[START ROWS]
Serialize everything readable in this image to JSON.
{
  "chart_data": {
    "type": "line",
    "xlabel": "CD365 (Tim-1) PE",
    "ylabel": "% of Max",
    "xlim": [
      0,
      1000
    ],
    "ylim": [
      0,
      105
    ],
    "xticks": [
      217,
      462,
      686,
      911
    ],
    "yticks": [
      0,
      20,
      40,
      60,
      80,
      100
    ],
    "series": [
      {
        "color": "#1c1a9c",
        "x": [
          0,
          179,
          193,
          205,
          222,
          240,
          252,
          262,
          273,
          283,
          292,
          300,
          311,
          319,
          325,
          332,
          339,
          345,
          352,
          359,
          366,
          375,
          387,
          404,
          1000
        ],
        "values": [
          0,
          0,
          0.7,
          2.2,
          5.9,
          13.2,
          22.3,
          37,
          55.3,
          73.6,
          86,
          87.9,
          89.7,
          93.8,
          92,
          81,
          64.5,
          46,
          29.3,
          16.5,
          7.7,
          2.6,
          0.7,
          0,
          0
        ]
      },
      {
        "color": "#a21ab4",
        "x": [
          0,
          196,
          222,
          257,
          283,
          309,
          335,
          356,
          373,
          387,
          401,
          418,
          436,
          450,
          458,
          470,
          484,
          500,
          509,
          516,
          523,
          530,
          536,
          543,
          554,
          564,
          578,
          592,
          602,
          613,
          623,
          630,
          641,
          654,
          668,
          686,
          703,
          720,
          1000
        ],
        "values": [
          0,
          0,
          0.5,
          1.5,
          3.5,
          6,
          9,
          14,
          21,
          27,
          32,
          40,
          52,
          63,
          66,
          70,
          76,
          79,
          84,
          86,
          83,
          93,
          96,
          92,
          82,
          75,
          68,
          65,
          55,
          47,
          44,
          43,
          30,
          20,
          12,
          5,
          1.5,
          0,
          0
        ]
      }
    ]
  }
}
[END ROWS]
▶ [DIRECTIONS] Transcribe each entry precisely, missing none.

▶ [WRITTEN RESPONSE]
Serialize everything readable in this image to JSON.
{
  "chart_data": {
    "type": "line",
    "xlabel": "CD365 (Tim-1) PE",
    "ylabel": "% of Max",
    "xlim": [
      0,
      1000
    ],
    "ylim": [
      0,
      105
    ],
    "xticks": [
      217,
      462,
      686,
      911
    ],
    "yticks": [
      0,
      20,
      40,
      60,
      80,
      100
    ],
    "series": [
      {
        "color": "#1c1a9c",
        "x": [
          0,
          179,
          193,
          205,
          222,
          240,
          252,
          262,
          273,
          283,
          292,
          300,
          311,
          319,
          325,
          332,
          339,
          345,
          352,
          359,
          366,
          375,
          387,
          404,
          1000
        ],
        "values": [
          0,
          0,
          0.7,
          2.2,
          5.9,
          13.2,
          22.3,
          37,
          55.3,
          73.6,
          86,
          87.9,
          89.7,
          93.8,
          92,
          81,
          64.5,
          46,
          29.3,
          16.5,
          7.7,
          2.6,
          0.7,
          0,
          0
        ]
      },
      {
        "color": "#a21ab4",
        "x": [
          0,
          196,
          222,
          257,
          283,
          309,
          335,
          356,
          373,
          387,
          401,
          418,
          436,
          450,
          458,
          470,
          484,
          500,
          509,
          516,
          523,
          530,
          536,
          543,
          554,
          564,
          578,
          592,
          602,
          613,
          623,
          630,
          641,
          654,
          668,
          686,
          703,
          720,
          1000
        ],
        "values": [
          0,
          0,
          0.5,
          1.5,
          3.5,
          6,
          9,
          14,
          21,
          27,
          32,
          40,
          52,
          63,
          66,
          70,
          76,
          79,
          84,
          86,
          83,
          93,
          96,
          92,
          82,
          75,
          68,
          65,
          55,
          47,
          44,
          43,
          30,
          20,
          12,
          5,
          1.5,
          0,
          0
        ]
      }
    ]
  }
}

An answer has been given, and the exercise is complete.